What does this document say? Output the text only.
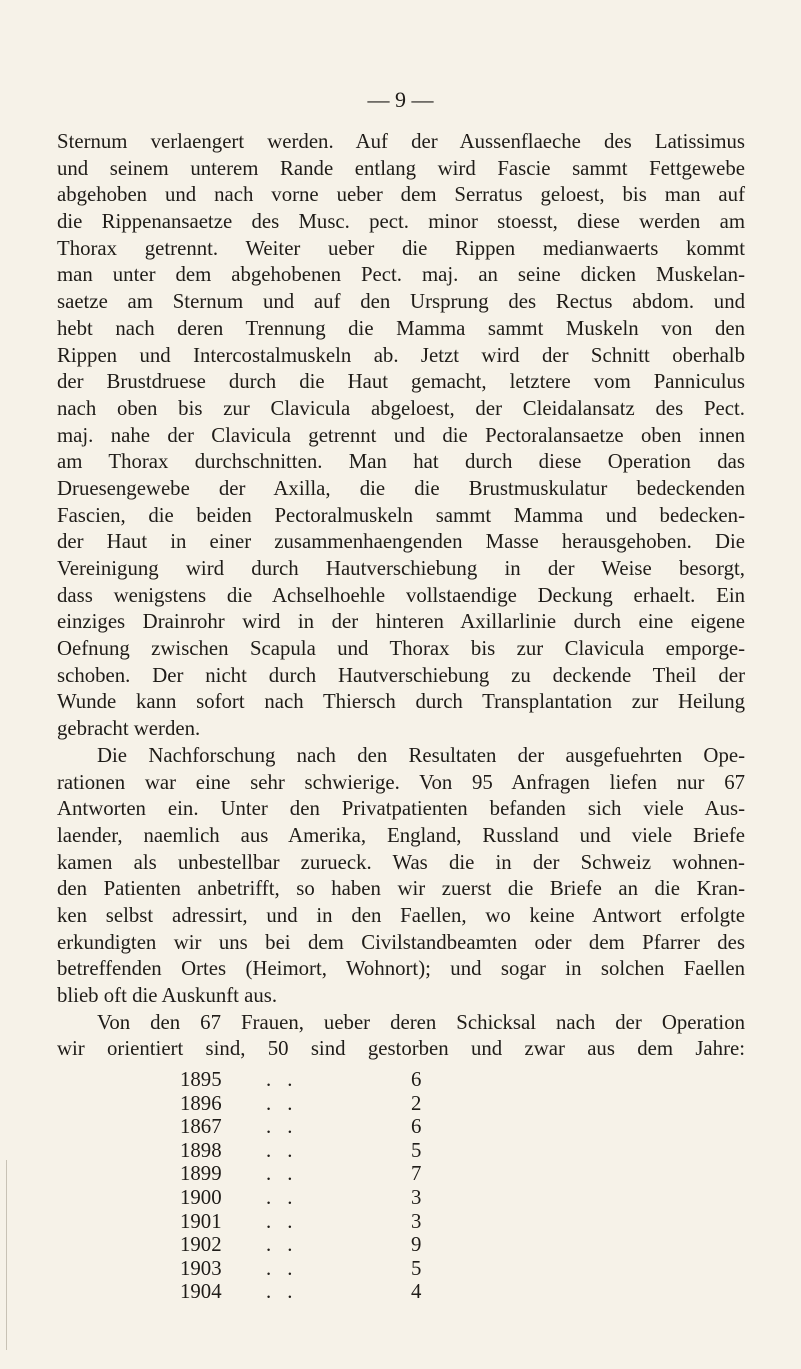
— 9 —
Sternum verlaengert werden. Auf der Aussenflaeche des Latissimus
und seinem unterem Rande entlang wird Fascie sammt Fettgewebe
abgehoben und nach vorne ueber dem Serratus geloest, bis man auf
die Rippenansaetze des Musc. pect. minor stoesst, diese werden am
Thorax getrennt. Weiter ueber die Rippen medianwaerts kommt
man unter dem abgehobenen Pect. maj. an seine dicken Muskelan-
saetze am Sternum und auf den Ursprung des Rectus abdom. und
hebt nach deren Trennung die Mamma sammt Muskeln von den
Rippen und Intercostalmuskeln ab. Jetzt wird der Schnitt oberhalb
der Brustdruese durch die Haut gemacht, letztere vom Panniculus
nach oben bis zur Clavicula abgeloest, der Cleidalansatz des Pect.
maj. nahe der Clavicula getrennt und die Pectoralansaetze oben innen
am Thorax durchschnitten. Man hat durch diese Operation das
Druesengewebe der Axilla, die die Brustmuskulatur bedeckenden
Fascien, die beiden Pectoralmuskeln sammt Mamma und bedecken-
der Haut in einer zusammenhaengenden Masse herausgehoben. Die
Vereinigung wird durch Hautverschiebung in der Weise besorgt,
dass wenigstens die Achselhoehle vollstaendige Deckung erhaelt. Ein
einziges Drainrohr wird in der hinteren Axillarlinie durch eine eigene
Oefnung zwischen Scapula und Thorax bis zur Clavicula emporge-
schoben. Der nicht durch Hautverschiebung zu deckende Theil der
Wunde kann sofort nach Thiersch durch Transplantation zur Heilung
gebracht werden.
Die Nachforschung nach den Resultaten der ausgefuehrten Ope-
rationen war eine sehr schwierige. Von 95 Anfragen liefen nur 67
Antworten ein. Unter den Privatpatienten befanden sich viele Aus-
laender, naemlich aus Amerika, England, Russland und viele Briefe
kamen als unbestellbar zurueck. Was die in der Schweiz wohnen-
den Patienten anbetrifft, so haben wir zuerst die Briefe an die Kran-
ken selbst adressirt, und in den Faellen, wo keine Antwort erfolgte
erkundigten wir uns bei dem Civilstandbeamten oder dem Pfarrer des
betreffenden Ortes (Heimort, Wohnort); und sogar in solchen Faellen
blieb oft die Auskunft aus.
Von den 67 Frauen, ueber deren Schicksal nach der Operation
wir orientiert sind, 50 sind gestorben und zwar aus dem Jahre:
1895 ..	6
1896 ..	2
1867 ..	6
1898 ..	5
1899 ..	7
1900 ..	3
1901 ..	3
1902 ..	9
1903 ..	5
1904 ..	4
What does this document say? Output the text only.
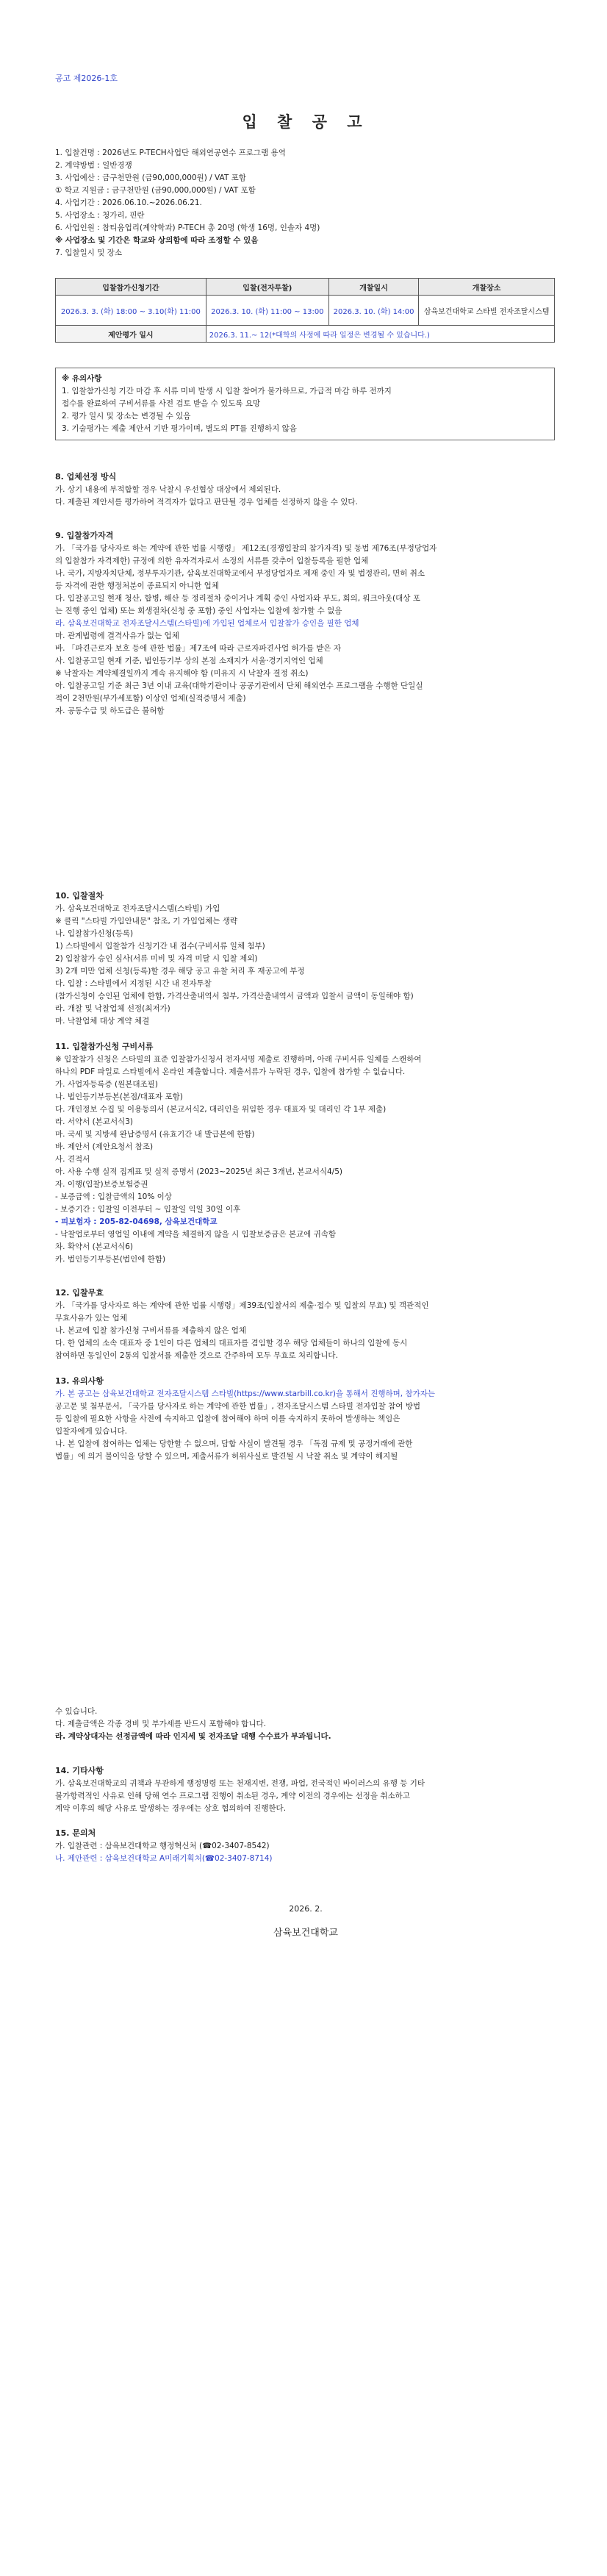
공고 제2026-1호
입 찰 공 고
1. 입찰건명 : 2026년도 P-TECH사업단 해외연공연수 프로그램 용역
2. 계약방법 : 일반경쟁
3. 사업예산 : 금구천만원 (금90,000,000원) / VAT 포함
① 학교 지원금 : 금구천만원 (금90,000,000원) / VAT 포함
4. 사업기간 : 2026.06.10.~2026.06.21.
5. 사업장소 : 청가리, 핀란
6. 사업인원 : 참티움업리(계약학과) P-TECH 총 20명 (학생 16명, 인솔자 4명)
※ 사업장소 및 기간은 학교와 상의함에 따라 조정할 수 있음
7. 입찰일시 및 장소
입찰참가신청기간	입찰(전자투찰)	개찰일시	개찰장소
2026.3. 3. (화) 18:00 ~ 3.10(화) 11:00	2026.3. 10. (화) 11:00 ~ 13:00	2026.3. 10. (화) 14:00	삼육보건대학교 스타빌 전자조달시스템
제안평가 일시	2026.3. 11.~ 12(*대학의 사정에 따라 일정은 변경될 수 있습니다.)		
※ 유의사항
1. 입찰참가신청 기간 마감 후 서류 미비 발생 시 입찰 참여가 불가하므로, 가급적 마감 하루 전까지
접수를 완료하여 구비서류를 사전 검토 받을 수 있도록 요망
2. 평가 일시 및 장소는 변경될 수 있음
3. 기술평가는 제출 제안서 기반 평가이며, 별도의 PT를 진행하지 않음
8. 업체선정 방식
가. 상기 내용에 부적합할 경우 낙찰시 우선협상 대상에서 제외된다.
다. 제출된 제안서를 평가하여 적격자가 없다고 판단될 경우 업체를 선정하지 않을 수 있다.
9. 입찰참가자격
가. 「국가를 당사자로 하는 계약에 관한 법률 시행령」 제12조(경쟁입찰의 참가자격) 및 동법 제76조(부정당업자
의 입찰참가 자격제한) 규정에 의한 유자격자로서 소정의 서류를 갖추어 입찰등록을 필한 업체
나. 국가, 지방자치단체, 정부투자기관, 삼육보건대학교에서 부정당업자로 제재 중인 자 및 법정관리, 면허 취소
등 자격에 관한 행정처분이 종료되지 아니한 업체
다. 입찰공고일 현재 청산, 합병, 해산 등 정리절차 중이거나 계획 중인 사업자와 부도, 회의, 워크아웃(대상 포
는 진행 중인 업체) 또는 회생절차(신청 중 포함) 중인 사업자는 입찰에 참가할 수 없음
라. 삼육보건대학교 전자조달시스템(스타빌)에 가입된 업체로서 입찰참가 승인을 필한 업체
마. 관계법령에 결격사유가 없는 업체
바. 「파견근로자 보호 등에 관한 법률」제7조에 따라 근로자파견사업 허가를 받은 자
사. 입찰공고일 현재 기준, 법인등기부 상의 본점 소재지가 서울·경기지역인 업체
※ 낙찰자는 계약체결일까지 계속 유지해야 함 (미유지 시 낙찰자 결정 취소)
아. 입찰공고일 기준 최근 3년 이내 교육(대학기관이나 공공기관에서 단체 해외연수 프로그램을 수행한 단일실
적이 2천만원(부가세포함) 이상인 업체(실적증명서 제출)
자. 공동수급 및 하도급은 불허함
10. 입찰절차
가. 삼육보건대학교 전자조달시스템(스타빌) 가입
※ 클릭 "스타빌 가입안내문" 참조, 기 가입업체는 생략
나. 입찰참가신청(등록)
1) 스타빌에서 입찰참가 신청기간 내 접수(구비서류 일체 첨부)
2) 입찰참가 승인 심사(서류 미비 및 자격 미달 시 입찰 제외)
3) 2개 미만 업체 신청(등록)할 경우 해당 공고 유찰 처리 후 재공고에 부정
다. 입찰 : 스타빌에서 지정된 시간 내 전자투찰
(참가신청이 승인된 업체에 한함, 가격산출내역서 첨부, 가격산출내역서 금액과 입찰서 금액이 동일해야 함)
라. 개찰 및 낙찰업체 선정(최저가)
마. 낙찰업체 대상 계약 체결
11. 입찰참가신청 구비서류
※ 입찰참가 신청은 스타빌의 표준 입찰참가신청서 전자서명 제출로 진행하며, 아래 구비서류 일체를 스캔하여
하나의 PDF 파일로 스타빌에서 온라인 제출합니다. 제출서류가 누락된 경우, 입찰에 참가할 수 없습니다.
가. 사업자등록증 (원본대조필)
나. 법인등기부등본(본점/대표자 포함)
다. 개인정보 수집 및 이용동의서 (본교서식2, 대리인을 위임한 경우 대표자 및 대리인 각 1부 제출)
라. 서약서 (본교서식3)
마. 국세 및 지방세 완납증명서 (유효기간 내 발급본에 한함)
바. 제안서 (제안요청서 참조)
사. 견적서
아. 사용 수행 실적 집계표 및 실적 증명서 (2023~2025년 최근 3개년, 본교서식4/5)
자. 이행(입찰)보증보험증권
- 보증금액 : 입찰금액의 10% 이상
- 보증기간 : 입찰일 이전부터 ~ 입찰일 익일 30일 이후
- 피보험자 : 205-82-04698, 삼육보건대학교
- 낙찰업로부터 영업일 이내에 계약을 체결하지 않을 시 입찰보증금은 본교에 귀속함
차. 확약서 (본교서식6)
카. 법인등기부등본(법인에 한함)
12. 입찰무효
가. 「국가를 당사자로 하는 계약에 관한 법률 시행령」제39조(입찰서의 제출·접수 및 입찰의 무효) 및 객관적인
무효사유가 있는 업체
나. 본교에 입찰 참가신청 구비서류를 제출하지 않은 업체
다. 한 업체의 소속 대표자 중 1인이 다른 업체의 대표자를 겸임할 경우 해당 업체들이 하나의 입찰에 동시
참여하면 동일인이 2통의 입찰서를 제출한 것으로 간주하여 모두 무효로 처리합니다.
13. 유의사항
가. 본 공고는 삼육보건대학교 전자조달시스템 스타빌(https://www.starbill.co.kr)을 통해서 진행하며, 참가자는
공고문 및 첨부문서, 「국가를 당사자로 하는 계약에 관한 법률」, 전자조달시스템 스타빌 전자입찰 참여 방법
등 입찰에 필요한 사항을 사전에 숙지하고 입찰에 참여해야 하며 이를 숙지하지 못하여 발생하는 책임은
입찰자에게 있습니다.
나. 본 입찰에 참여하는 업체는 당한할 수 없으며, 담합 사실이 발견될 경우 「독점 규제 및 공정거래에 관한
법률」에 의거 불이익을 당할 수 있으며, 제출서류가 허위사실로 발견될 시 낙찰 취소 및 계약이 해지될
수 있습니다.
다. 제출금액은 각종 경비 및 부가세를 반드시 포함해야 합니다.
라. 계약상대자는 선정금액에 따라 인지세 및 전자조달 대행 수수료가 부과됩니다.
14. 기타사항
가. 삼육보건대학교의 귀책과 무관하게 행정명령 또는 천재지변, 전쟁, 파업, 전국적인 바이러스의 유행 등 기타
불가항력적인 사유로 인해 당해 연수 프로그램 진행이 취소된 경우, 계약 이전의 경우에는 선정을 취소하고
계약 이후의 해당 사유로 발생하는 경우에는 상호 협의하여 진행한다.
15. 문의처
가. 입찰관련 : 삼육보건대학교 행정혁신처 (☎02-3407-8542)
나. 제안관련 : 삼육보건대학교 A미래기획처(☎02-3407-8714)
2026. 2.
삼육보건대학교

- - - -

TASK DETAILS >>
Select every line where the word "ueber" occurs.

WRITTEN ANSWER >>
abgehoben und nach vorne ueber dem Serratus geloest, bis man auf
Thorax getrennt. Weiter ueber die Rippen medianwaerts kommt
Von den 67 Frauen, ueber deren Schicksal nach der Operation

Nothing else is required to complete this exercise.